* [GOAL OF THE EXERCISE] Without the images, write out all of the following entries exactly.
-*-
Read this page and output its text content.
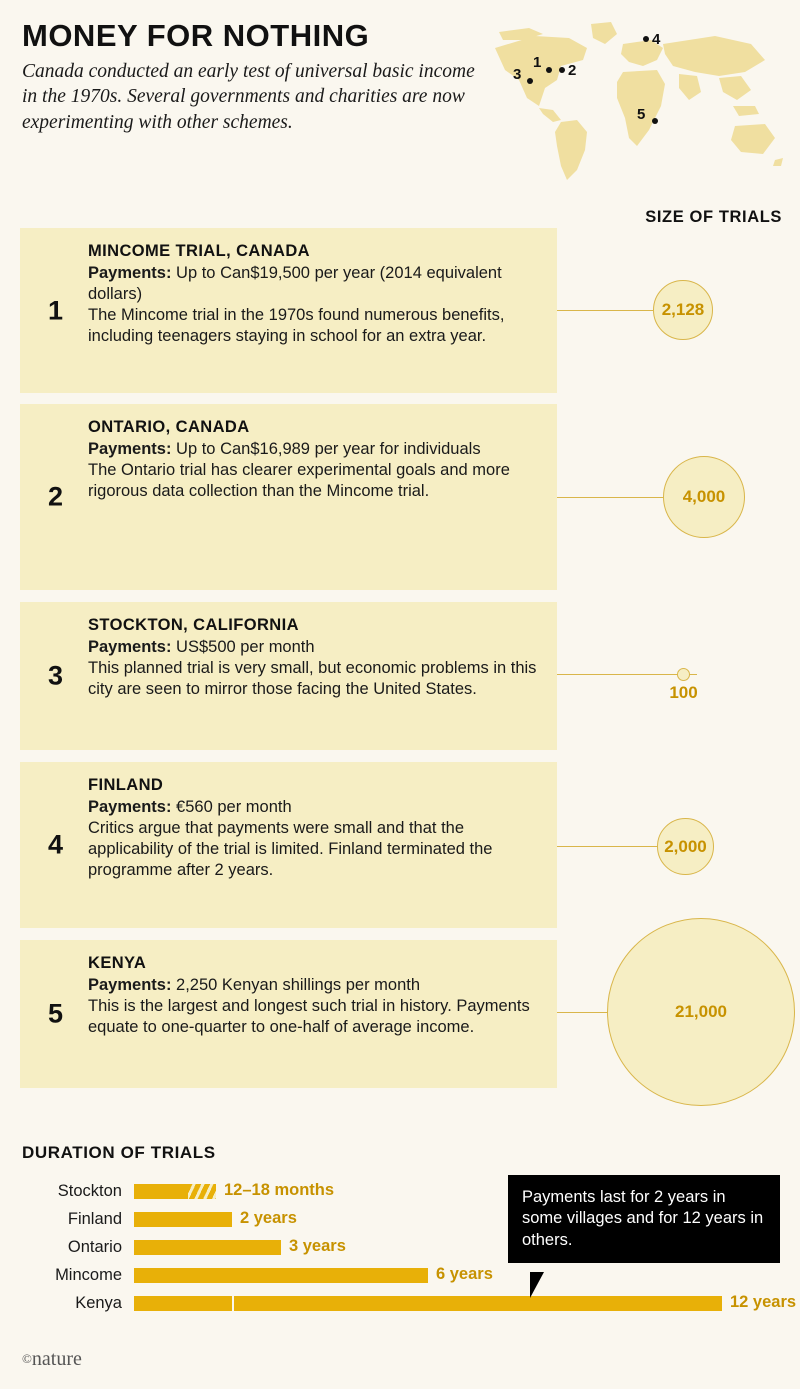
MONEY FOR NOTHING

Canada conducted an early test of universal basic income in the 1970s. Several governments and charities are now experimenting with other schemes.

3
1 2
4
5
SIZE OF TRIALS
1
MINCOME TRIAL, CANADA

Payments: Up to Can$19,500 per year (2014 equivalent dollars)

The Mincome trial in the 1970s found numerous benefits, including teenagers staying in school for an extra year.

2,128
2
ONTARIO, CANADA

Payments: Up to Can$16,989 per year for individuals

The Ontario trial has clearer experimental goals and more rigorous data collection than the Mincome trial.	4,000
3
STOCKTON, CALIFORNIA

Payments: US$500 per month

This planned trial is very small, but economic problems in this city are seen to mirror those facing the United States.	100
4
FINLAND

Payments: €560 per month

Critics argue that payments were small and that the applicability of the trial is limited. Finland terminated the programme after 2 years.

2,000
5
KENYA

Payments: 2,250 Kenyan shillings per month

This is the largest and longest such trial in history. Payments equate to one-quarter to one-half of average income.

21,000
DURATION OF TRIALS
Stockton	12–18 months
Finland	2 years
Ontario	3 years
Mincome	6 years
Kenya	12 years
Payments last for 2 years in some villages and for 12 years in others.
©nature
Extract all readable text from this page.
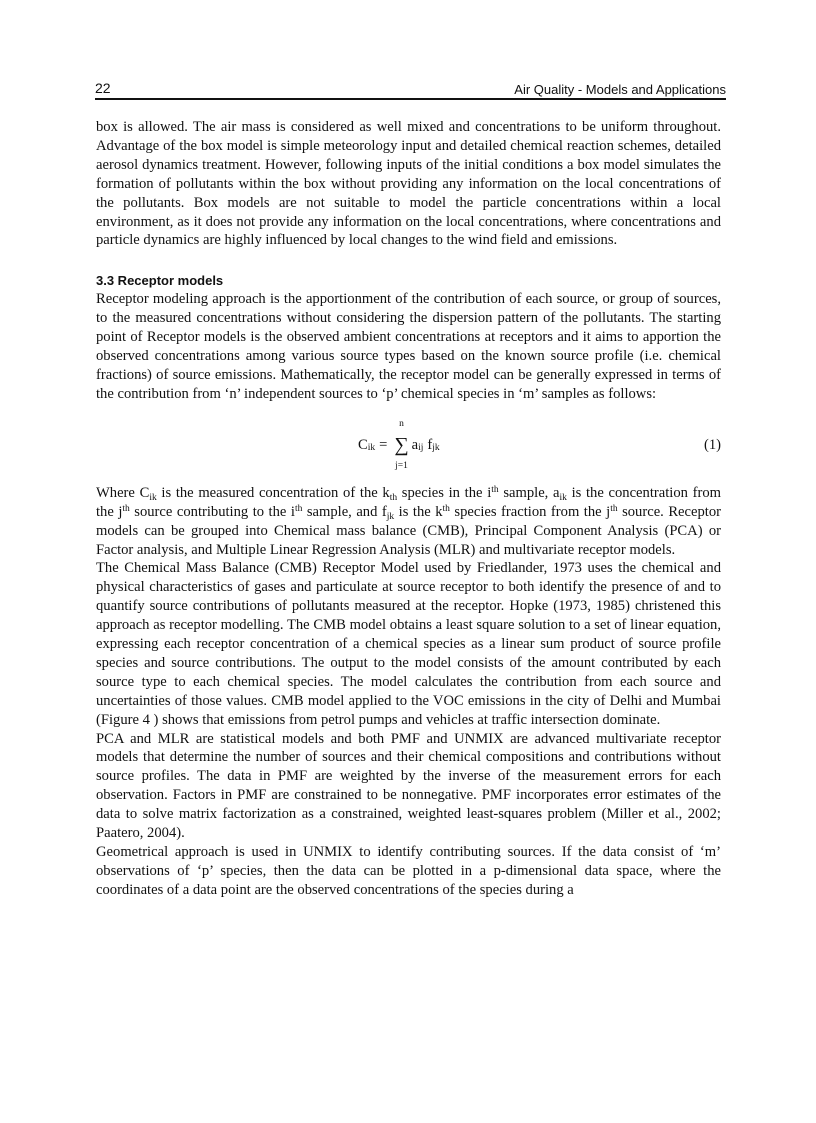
22	Air Quality - Models and Applications

box is allowed. The air mass is considered as well mixed and concentrations to be uniform throughout. Advantage of the box model is simple meteorology input and detailed chemical reaction schemes, detailed aerosol dynamics treatment. However, following inputs of the initial conditions a box model simulates the formation of pollutants within the box without providing any information on the local concentrations of the pollutants. Box models are not suitable to model the particle concentrations within a local environment, as it does not provide any information on the local concentrations, where concentrations and particle dynamics are highly influenced by local changes to the wind field and emissions.

3.3 Receptor models

Receptor modeling approach is the apportionment of the contribution of each source, or group of sources, to the measured concentrations without considering the dispersion pattern of the pollutants. The starting point of Receptor models is the observed ambient concentrations at receptors and it aims to apportion the observed concentrations among various source types based on the known source profile (i.e. chemical fractions) of source emissions. Mathematically, the receptor model can be generally expressed in terms of the contribution from ‘n’ independent sources to ‘p’ chemical species in ‘m’ samples as follows:

$C_{ik}$ =
n
∑
j=1
$a_{ij}$ $f_{jk}$	(1)

Where $C_{ik}$ is the measured concentration of the $k_{th}$ species in the $i^{th}$ sample, $a_{ik}$ is the concentration from the $j^{th}$ source contributing to the $i^{th}$ sample, and $f_{jk}$ is the $k^{th}$ species fraction from the $j^{th}$ source. Receptor models can be grouped into Chemical mass balance (CMB), Principal Component Analysis (PCA) or Factor analysis, and Multiple Linear Regression Analysis (MLR) and multivariate receptor models.

The Chemical Mass Balance (CMB) Receptor Model used by Friedlander, 1973 uses the chemical and physical characteristics of gases and particulate at source receptor to both identify the presence of and to quantify source contributions of pollutants measured at the receptor. Hopke (1973, 1985) christened this approach as receptor modelling. The CMB model obtains a least square solution to a set of linear equation, expressing each receptor concentration of a chemical species as a linear sum product of source profile species and source contributions. The output to the model consists of the amount contributed by each source type to each chemical species. The model calculates the contribution from each source and uncertainties of those values. CMB model applied to the VOC emissions in the city of Delhi and Mumbai (Figure 4 ) shows that emissions from petrol pumps and vehicles at traffic intersection dominate.

PCA and MLR are statistical models and both PMF and UNMIX are advanced multivariate receptor models that determine the number of sources and their chemical compositions and contributions without source profiles. The data in PMF are weighted by the inverse of the measurement errors for each observation. Factors in PMF are constrained to be nonnegative. PMF incorporates error estimates of the data to solve matrix factorization as a constrained, weighted least-squares problem (Miller et al., 2002; Paatero, 2004).

Geometrical approach is used in UNMIX to identify contributing sources. If the data consist of ‘m’ observations of ‘p’ species, then the data can be plotted in a p-dimensional data space, where the coordinates of a data point are the observed concentrations of the species during a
-*-
* [SOLUTION]
Read this page and output its text content.
MONEY FOR NOTHING

Canada conducted an early test of universal basic income in the 1970s. Several governments and charities are now experimenting with other schemes.

3
1 2
4
5
SIZE OF TRIALS
1
MINCOME TRIAL, CANADA

Payments: Up to Can$19,500 per year (2014 equivalent dollars)

The Mincome trial in the 1970s found numerous benefits, including teenagers staying in school for an extra year.

2,128
2
ONTARIO, CANADA

Payments: Up to Can$16,989 per year for individuals

The Ontario trial has clearer experimental goals and more rigorous data collection than the Mincome trial.	4,000
3
STOCKTON, CALIFORNIA

Payments: US$500 per month

This planned trial is very small, but economic problems in this city are seen to mirror those facing the United States.	100
4
FINLAND

Payments: €560 per month

Critics argue that payments were small and that the applicability of the trial is limited. Finland terminated the programme after 2 years.

2,000
5
KENYA

Payments: 2,250 Kenyan shillings per month

This is the largest and longest such trial in history. Payments equate to one-quarter to one-half of average income.

21,000
DURATION OF TRIALS
Stockton	12–18 months
Finland	2 years
Ontario	3 years
Mincome	6 years
Kenya	12 years
Payments last for 2 years in some villages and for 12 years in others.
©nature
Extract all readable text from this page.
22	Air Quality - Models and Applications

box is allowed. The air mass is considered as well mixed and concentrations to be uniform throughout. Advantage of the box model is simple meteorology input and detailed chemical reaction schemes, detailed aerosol dynamics treatment. However, following inputs of the initial conditions a box model simulates the formation of pollutants within the box without providing any information on the local concentrations of the pollutants. Box models are not suitable to model the particle concentrations within a local environment, as it does not provide any information on the local concentrations, where concentrations and particle dynamics are highly influenced by local changes to the wind field and emissions.

3.3 Receptor models

Receptor modeling approach is the apportionment of the contribution of each source, or group of sources, to the measured concentrations without considering the dispersion pattern of the pollutants. The starting point of Receptor models is the observed ambient concentrations at receptors and it aims to apportion the observed concentrations among various source types based on the known source profile (i.e. chemical fractions) of source emissions. Mathematically, the receptor model can be generally expressed in terms of the contribution from ‘n’ independent sources to ‘p’ chemical species in ‘m’ samples as follows:

$C_{ik}$ =
n
∑
j=1
$a_{ij}$ $f_{jk}$	(1)

Where $C_{ik}$ is the measured concentration of the $k_{th}$ species in the $i^{th}$ sample, $a_{ik}$ is the concentration from the $j^{th}$ source contributing to the $i^{th}$ sample, and $f_{jk}$ is the $k^{th}$ species fraction from the $j^{th}$ source. Receptor models can be grouped into Chemical mass balance (CMB), Principal Component Analysis (PCA) or Factor analysis, and Multiple Linear Regression Analysis (MLR) and multivariate receptor models.

The Chemical Mass Balance (CMB) Receptor Model used by Friedlander, 1973 uses the chemical and physical characteristics of gases and particulate at source receptor to both identify the presence of and to quantify source contributions of pollutants measured at the receptor. Hopke (1973, 1985) christened this approach as receptor modelling. The CMB model obtains a least square solution to a set of linear equation, expressing each receptor concentration of a chemical species as a linear sum product of source profile species and source contributions. The output to the model consists of the amount contributed by each source type to each chemical species. The model calculates the contribution from each source and uncertainties of those values. CMB model applied to the VOC emissions in the city of Delhi and Mumbai (Figure 4 ) shows that emissions from petrol pumps and vehicles at traffic intersection dominate.

PCA and MLR are statistical models and both PMF and UNMIX are advanced multivariate receptor models that determine the number of sources and their chemical compositions and contributions without source profiles. The data in PMF are weighted by the inverse of the measurement errors for each observation. Factors in PMF are constrained to be nonnegative. PMF incorporates error estimates of the data to solve matrix factorization as a constrained, weighted least-squares problem (Miller et al., 2002; Paatero, 2004).

Geometrical approach is used in UNMIX to identify contributing sources. If the data consist of ‘m’ observations of ‘p’ species, then the data can be plotted in a p-dimensional data space, where the coordinates of a data point are the observed concentrations of the species during a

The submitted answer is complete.